Requirements:
Read through the records below and copy each line that uses the word "text".

(Records excerpted from a collection)
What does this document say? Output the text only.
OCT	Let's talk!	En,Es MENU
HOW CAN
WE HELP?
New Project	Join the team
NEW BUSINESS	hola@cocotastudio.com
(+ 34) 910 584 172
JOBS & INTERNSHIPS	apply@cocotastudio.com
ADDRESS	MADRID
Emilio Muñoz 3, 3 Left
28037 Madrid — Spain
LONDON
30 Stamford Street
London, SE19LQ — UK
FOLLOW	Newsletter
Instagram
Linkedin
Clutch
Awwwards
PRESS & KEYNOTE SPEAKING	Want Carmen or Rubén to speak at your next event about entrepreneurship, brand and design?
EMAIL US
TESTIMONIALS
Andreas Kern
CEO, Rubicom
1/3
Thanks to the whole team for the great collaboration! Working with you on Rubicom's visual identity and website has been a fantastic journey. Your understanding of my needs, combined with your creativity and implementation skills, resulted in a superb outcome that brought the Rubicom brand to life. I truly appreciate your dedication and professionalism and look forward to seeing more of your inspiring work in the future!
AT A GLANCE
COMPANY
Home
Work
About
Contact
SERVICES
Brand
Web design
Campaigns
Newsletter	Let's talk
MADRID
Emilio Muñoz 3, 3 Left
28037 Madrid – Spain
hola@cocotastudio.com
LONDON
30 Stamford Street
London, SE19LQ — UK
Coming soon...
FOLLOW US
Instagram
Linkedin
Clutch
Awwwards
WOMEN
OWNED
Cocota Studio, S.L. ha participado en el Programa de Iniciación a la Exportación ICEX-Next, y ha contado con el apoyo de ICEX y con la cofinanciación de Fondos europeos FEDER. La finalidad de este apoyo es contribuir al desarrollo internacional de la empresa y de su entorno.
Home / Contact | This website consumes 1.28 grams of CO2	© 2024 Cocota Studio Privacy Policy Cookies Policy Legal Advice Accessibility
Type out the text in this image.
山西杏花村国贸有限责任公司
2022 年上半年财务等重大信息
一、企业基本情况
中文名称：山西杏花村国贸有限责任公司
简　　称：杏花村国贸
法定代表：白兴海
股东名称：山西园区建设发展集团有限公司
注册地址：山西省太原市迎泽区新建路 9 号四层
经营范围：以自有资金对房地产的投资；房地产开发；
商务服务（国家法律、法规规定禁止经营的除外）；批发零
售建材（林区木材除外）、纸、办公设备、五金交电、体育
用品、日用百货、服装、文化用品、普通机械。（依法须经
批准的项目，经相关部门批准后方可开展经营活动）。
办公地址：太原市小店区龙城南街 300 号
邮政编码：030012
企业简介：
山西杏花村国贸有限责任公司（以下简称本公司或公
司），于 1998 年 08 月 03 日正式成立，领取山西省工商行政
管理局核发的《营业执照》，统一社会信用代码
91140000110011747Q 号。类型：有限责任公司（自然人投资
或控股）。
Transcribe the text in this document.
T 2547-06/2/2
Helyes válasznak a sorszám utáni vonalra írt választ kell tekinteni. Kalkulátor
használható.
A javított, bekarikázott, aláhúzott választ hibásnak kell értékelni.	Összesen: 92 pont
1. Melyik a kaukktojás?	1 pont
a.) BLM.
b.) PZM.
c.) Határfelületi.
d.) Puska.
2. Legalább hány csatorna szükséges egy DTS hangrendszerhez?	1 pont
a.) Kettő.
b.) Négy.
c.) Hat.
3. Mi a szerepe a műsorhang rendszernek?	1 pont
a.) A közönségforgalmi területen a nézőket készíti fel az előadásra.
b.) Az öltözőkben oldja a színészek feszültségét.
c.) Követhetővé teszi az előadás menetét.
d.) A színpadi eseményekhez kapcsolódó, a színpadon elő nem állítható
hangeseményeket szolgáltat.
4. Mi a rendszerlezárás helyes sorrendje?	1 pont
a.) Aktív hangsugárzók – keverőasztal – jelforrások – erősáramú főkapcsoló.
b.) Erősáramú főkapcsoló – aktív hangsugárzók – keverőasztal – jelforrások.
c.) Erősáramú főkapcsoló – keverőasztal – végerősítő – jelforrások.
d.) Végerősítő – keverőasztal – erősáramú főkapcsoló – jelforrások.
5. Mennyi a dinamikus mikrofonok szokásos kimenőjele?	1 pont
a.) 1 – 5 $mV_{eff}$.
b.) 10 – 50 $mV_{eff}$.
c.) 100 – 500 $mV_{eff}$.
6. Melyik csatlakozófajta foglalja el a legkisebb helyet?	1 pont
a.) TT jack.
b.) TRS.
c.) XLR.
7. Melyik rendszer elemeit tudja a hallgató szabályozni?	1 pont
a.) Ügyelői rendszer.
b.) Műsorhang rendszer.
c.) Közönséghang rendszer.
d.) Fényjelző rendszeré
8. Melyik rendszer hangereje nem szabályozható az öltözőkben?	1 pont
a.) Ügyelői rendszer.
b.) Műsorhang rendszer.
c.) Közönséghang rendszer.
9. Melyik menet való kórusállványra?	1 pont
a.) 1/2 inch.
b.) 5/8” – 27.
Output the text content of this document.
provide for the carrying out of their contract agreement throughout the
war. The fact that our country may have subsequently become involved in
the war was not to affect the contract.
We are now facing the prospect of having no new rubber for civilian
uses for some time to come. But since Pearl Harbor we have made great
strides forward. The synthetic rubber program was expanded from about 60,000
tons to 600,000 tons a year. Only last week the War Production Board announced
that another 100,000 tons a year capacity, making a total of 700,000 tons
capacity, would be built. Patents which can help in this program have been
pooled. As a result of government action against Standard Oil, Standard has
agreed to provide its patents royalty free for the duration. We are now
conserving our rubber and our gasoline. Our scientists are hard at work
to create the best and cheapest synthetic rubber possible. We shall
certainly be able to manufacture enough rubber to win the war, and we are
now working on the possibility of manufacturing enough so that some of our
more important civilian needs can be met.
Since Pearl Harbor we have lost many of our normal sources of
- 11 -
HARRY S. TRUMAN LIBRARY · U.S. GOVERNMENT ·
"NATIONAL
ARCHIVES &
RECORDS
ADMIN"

Task solution:
What does this document say? Output the text only.
Type out the text in this image.
Transcribe the text in this document.
Output the text content of this document.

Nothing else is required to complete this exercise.